__TASK BRIEF__: Show every line below where "view" can be found.

__GIVEN INFORMATION__:
┄┄┄┄┄┄
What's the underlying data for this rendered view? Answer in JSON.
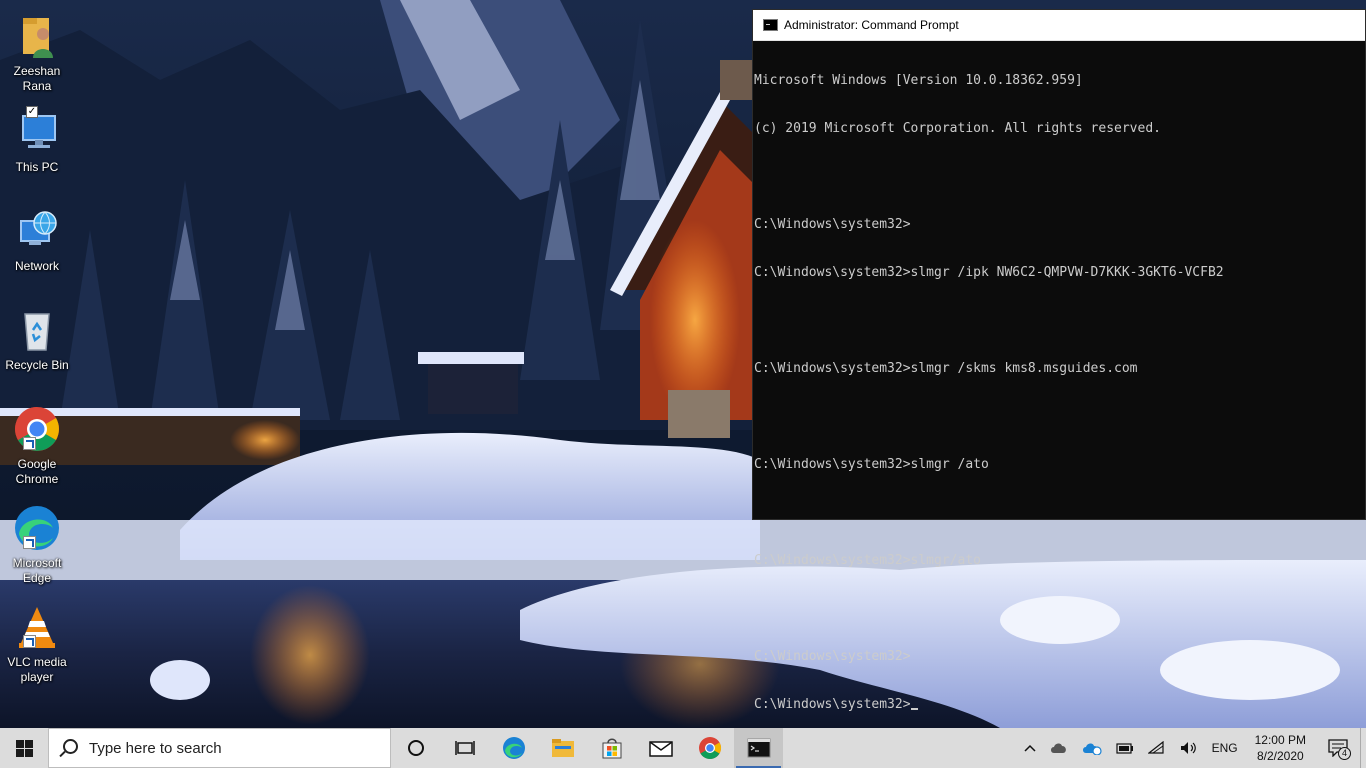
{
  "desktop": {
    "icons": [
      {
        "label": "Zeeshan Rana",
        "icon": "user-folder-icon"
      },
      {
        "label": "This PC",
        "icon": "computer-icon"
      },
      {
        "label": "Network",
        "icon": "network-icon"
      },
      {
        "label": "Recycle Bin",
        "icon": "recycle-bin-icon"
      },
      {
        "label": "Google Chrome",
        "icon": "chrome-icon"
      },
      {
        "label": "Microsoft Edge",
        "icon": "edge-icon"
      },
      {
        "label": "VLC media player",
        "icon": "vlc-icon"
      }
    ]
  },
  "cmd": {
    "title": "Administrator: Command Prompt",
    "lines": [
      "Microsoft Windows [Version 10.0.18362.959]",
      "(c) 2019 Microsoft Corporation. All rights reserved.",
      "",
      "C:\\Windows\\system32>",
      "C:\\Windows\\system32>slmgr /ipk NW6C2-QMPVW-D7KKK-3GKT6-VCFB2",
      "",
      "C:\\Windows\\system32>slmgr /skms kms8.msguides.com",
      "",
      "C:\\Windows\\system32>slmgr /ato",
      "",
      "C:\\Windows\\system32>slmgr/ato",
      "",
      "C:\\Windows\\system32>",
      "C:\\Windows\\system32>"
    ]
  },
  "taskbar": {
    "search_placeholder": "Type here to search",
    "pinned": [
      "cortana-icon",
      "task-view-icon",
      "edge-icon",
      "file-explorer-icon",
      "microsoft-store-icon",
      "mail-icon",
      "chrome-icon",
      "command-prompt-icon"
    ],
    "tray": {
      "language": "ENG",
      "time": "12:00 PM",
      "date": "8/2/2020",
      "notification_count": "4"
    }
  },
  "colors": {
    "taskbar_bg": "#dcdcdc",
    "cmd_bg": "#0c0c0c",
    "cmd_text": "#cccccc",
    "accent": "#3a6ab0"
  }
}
┄┄┄┄┄┄
__REPLY__:
What's the underlying data for this rendered view? Answer in JSON.
      "task-view-icon",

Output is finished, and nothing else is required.